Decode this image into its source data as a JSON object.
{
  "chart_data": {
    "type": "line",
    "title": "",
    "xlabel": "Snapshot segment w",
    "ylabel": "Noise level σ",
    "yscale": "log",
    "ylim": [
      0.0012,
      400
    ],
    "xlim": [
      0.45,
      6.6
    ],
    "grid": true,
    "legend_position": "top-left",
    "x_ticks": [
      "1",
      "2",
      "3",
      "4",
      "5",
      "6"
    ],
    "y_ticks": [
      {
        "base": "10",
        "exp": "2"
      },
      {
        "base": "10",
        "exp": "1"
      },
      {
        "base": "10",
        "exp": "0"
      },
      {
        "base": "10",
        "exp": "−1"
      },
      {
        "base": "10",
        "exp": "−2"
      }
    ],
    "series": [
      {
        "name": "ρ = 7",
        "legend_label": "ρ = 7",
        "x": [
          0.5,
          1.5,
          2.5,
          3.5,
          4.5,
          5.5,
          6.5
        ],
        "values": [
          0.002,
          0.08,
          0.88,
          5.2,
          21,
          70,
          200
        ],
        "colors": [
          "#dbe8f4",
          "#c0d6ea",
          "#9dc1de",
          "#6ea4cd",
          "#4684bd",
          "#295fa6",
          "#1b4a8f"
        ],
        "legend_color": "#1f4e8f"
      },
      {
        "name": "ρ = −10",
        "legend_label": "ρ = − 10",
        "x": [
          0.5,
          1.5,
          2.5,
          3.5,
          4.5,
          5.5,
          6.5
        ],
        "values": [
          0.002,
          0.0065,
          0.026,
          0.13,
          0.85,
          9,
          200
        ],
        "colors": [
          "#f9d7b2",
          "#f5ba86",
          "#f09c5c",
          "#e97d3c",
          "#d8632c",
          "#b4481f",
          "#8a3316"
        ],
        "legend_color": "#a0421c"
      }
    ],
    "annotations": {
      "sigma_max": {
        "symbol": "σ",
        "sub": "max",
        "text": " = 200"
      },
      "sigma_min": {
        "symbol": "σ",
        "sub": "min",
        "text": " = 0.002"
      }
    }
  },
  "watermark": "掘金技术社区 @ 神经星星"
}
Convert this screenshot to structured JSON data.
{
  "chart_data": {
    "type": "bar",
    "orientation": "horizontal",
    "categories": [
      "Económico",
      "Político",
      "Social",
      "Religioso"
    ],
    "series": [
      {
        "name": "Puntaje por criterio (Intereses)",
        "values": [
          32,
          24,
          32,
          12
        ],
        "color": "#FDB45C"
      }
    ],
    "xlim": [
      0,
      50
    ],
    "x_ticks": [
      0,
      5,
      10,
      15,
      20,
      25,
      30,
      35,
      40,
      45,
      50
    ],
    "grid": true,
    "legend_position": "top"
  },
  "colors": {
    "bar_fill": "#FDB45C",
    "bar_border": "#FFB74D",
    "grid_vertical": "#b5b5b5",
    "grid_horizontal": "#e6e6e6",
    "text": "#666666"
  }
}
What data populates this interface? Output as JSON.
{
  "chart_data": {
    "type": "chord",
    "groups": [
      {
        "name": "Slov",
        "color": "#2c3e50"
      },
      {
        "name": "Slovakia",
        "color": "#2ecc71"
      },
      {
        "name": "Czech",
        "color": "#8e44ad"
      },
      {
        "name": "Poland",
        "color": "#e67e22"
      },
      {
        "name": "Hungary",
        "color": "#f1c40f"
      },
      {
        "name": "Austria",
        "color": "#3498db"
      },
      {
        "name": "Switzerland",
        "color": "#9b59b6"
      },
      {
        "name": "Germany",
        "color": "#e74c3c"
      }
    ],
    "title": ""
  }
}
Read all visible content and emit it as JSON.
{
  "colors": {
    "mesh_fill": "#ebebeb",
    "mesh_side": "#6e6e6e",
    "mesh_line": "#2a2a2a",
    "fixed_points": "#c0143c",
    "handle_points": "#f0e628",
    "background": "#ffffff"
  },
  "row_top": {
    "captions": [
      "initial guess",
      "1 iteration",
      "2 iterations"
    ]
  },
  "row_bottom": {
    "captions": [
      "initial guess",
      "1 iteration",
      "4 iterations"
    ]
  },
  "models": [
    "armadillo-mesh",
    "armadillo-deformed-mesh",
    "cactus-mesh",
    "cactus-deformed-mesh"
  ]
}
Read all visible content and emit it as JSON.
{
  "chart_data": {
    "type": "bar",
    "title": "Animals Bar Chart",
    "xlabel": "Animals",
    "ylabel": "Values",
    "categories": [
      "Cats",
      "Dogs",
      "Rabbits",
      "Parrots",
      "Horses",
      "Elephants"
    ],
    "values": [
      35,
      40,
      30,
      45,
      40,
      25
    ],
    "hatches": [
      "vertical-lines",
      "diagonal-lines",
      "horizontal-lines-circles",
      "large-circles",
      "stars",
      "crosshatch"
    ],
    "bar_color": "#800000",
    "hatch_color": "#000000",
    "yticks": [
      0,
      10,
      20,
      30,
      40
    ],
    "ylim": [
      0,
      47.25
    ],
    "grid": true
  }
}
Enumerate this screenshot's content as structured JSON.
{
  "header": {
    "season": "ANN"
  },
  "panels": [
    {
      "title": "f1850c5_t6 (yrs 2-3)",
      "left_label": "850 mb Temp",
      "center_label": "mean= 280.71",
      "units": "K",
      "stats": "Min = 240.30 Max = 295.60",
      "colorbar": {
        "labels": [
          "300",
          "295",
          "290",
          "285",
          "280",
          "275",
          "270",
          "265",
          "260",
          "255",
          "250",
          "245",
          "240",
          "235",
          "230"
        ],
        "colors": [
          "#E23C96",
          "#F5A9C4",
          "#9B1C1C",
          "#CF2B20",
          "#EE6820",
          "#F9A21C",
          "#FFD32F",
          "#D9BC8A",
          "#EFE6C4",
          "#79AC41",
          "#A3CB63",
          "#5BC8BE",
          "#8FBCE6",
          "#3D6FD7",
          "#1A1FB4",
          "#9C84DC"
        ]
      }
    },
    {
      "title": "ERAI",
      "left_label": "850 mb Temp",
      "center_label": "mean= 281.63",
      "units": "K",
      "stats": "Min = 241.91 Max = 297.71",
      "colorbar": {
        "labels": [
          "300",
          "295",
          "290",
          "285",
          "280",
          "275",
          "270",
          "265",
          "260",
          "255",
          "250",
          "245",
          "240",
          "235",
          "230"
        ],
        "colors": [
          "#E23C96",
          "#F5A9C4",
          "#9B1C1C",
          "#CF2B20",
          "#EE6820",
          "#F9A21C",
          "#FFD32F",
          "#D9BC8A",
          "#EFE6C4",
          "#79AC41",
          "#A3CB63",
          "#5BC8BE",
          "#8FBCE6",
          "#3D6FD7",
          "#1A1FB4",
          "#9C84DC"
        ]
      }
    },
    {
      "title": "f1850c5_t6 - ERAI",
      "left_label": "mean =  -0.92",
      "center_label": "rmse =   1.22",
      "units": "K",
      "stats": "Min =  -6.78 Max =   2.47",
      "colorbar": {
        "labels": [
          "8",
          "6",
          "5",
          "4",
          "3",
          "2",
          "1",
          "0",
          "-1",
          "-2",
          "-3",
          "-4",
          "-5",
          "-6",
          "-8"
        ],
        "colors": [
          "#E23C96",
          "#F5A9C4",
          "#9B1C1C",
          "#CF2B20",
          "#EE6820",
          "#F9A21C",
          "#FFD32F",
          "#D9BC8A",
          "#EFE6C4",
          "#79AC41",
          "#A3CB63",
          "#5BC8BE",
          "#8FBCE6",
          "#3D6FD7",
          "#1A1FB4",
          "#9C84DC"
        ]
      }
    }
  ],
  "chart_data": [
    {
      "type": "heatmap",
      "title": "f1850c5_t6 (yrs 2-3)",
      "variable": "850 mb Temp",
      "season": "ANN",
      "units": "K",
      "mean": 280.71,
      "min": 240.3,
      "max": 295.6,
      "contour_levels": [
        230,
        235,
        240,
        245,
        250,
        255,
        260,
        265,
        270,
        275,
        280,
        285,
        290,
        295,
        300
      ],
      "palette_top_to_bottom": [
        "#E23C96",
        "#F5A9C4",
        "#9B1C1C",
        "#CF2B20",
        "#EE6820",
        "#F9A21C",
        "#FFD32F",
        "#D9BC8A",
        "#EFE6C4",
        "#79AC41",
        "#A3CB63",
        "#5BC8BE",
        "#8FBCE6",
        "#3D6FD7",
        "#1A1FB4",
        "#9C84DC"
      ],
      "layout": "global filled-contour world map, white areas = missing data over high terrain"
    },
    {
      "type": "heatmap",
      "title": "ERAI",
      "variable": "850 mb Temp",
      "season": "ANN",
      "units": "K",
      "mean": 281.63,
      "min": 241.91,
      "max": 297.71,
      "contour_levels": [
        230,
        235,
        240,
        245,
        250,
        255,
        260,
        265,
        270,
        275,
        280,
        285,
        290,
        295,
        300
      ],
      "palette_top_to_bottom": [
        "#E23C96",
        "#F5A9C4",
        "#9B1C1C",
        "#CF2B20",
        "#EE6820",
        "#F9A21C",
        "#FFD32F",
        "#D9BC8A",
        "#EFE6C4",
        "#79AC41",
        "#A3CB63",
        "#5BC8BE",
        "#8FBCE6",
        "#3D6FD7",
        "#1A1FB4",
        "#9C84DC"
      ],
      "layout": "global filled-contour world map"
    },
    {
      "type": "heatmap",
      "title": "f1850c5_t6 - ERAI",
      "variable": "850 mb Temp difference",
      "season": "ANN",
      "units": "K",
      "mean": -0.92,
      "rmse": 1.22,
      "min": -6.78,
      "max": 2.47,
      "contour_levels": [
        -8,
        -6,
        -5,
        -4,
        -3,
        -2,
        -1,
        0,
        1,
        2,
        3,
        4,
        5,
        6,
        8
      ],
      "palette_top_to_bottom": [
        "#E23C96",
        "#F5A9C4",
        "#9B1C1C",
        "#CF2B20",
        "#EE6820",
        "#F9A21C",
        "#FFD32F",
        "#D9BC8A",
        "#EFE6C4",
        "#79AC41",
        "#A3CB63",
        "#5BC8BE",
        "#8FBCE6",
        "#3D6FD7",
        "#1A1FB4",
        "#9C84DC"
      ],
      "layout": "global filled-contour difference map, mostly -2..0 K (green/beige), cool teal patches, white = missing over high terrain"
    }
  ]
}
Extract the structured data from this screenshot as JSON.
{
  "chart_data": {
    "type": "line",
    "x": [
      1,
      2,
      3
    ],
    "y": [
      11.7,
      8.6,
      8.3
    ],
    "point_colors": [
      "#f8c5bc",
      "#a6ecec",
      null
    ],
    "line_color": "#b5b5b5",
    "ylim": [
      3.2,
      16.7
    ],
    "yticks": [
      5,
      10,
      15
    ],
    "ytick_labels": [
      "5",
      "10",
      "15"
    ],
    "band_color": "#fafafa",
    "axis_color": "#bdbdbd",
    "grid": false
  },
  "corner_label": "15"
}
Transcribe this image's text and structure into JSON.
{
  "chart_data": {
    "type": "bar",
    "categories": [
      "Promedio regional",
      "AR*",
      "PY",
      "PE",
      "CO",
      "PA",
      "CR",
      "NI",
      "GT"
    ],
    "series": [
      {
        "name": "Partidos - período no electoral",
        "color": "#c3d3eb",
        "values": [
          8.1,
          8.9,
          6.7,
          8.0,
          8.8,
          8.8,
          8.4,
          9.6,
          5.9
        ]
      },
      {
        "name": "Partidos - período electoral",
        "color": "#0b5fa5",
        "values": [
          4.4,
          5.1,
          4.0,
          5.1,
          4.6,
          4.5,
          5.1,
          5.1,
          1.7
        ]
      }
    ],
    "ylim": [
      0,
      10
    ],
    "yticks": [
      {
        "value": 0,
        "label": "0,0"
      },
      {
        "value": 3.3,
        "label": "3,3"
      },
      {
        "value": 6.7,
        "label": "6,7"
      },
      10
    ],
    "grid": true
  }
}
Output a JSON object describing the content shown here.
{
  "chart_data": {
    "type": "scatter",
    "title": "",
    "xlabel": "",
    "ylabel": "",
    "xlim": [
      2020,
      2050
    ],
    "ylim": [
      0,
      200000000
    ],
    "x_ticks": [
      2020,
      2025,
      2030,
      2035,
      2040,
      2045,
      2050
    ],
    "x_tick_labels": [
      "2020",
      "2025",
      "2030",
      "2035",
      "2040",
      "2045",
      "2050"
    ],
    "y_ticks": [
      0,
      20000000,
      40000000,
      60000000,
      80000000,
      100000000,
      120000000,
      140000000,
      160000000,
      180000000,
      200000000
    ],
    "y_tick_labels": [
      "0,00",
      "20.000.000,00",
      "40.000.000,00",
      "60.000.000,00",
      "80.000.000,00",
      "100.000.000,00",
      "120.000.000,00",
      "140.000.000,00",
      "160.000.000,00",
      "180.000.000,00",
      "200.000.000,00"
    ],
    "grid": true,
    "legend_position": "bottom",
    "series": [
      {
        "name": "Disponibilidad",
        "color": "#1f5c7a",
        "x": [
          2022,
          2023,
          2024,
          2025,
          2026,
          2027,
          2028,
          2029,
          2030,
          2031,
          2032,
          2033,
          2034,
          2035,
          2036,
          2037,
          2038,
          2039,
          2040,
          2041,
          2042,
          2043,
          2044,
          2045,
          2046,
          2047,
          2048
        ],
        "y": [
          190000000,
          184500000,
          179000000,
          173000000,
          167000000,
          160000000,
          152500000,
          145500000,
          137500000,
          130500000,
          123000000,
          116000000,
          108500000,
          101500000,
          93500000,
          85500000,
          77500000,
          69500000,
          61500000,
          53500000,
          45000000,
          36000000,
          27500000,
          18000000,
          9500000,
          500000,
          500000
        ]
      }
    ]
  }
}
· · · · ·
Scan the material above. Copy each line that holds the word "screenshot".

* **Result of this task**:
Convert this screenshot to structured JSON data.
Enumerate this screenshot's content as structured JSON.
Extract the structured data from this screenshot as JSON.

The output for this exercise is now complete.